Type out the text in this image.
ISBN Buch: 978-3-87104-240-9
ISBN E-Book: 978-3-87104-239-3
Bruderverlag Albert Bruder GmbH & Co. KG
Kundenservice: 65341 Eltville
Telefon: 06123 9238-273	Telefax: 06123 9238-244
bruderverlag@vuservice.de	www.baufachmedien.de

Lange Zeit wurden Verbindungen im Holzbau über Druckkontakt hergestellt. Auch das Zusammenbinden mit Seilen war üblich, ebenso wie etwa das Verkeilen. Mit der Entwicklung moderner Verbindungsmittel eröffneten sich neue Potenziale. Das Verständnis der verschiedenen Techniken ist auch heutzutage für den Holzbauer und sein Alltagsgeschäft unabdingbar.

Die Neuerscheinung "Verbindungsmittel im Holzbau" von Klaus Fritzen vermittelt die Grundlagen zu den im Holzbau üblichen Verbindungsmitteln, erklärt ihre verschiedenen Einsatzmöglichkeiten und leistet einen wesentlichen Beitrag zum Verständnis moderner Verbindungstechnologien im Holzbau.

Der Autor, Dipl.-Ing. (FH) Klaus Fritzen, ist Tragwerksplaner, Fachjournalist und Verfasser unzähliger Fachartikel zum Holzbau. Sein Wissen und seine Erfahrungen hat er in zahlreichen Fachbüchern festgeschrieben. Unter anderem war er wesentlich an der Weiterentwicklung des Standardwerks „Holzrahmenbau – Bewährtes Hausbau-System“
==*==
TASK GOAL:
Working from the entries above, return all lines that contain "Verständnis".

ANSWER BELOW:
Lange Zeit wurden Verbindungen im Holzbau über Druckkontakt hergestellt. Auch das Zusammenbinden mit Seilen war üblich, ebenso wie etwa das Verkeilen. Mit der Entwicklung moderner Verbindungsmittel eröffneten sich neue Potenziale. Das Verständnis der verschiedenen Techniken ist auch heutzutage für den Holzbauer und sein Alltagsgeschäft unabdingbar.
Die Neuerscheinung "Verbindungsmittel im Holzbau" von Klaus Fritzen vermittelt die Grundlagen zu den im Holzbau üblichen Verbindungsmitteln, erklärt ihre verschiedenen Einsatzmöglichkeiten und leistet einen wesentlichen Beitrag zum Verständnis moderner Verbindungstechnologien im Holzbau.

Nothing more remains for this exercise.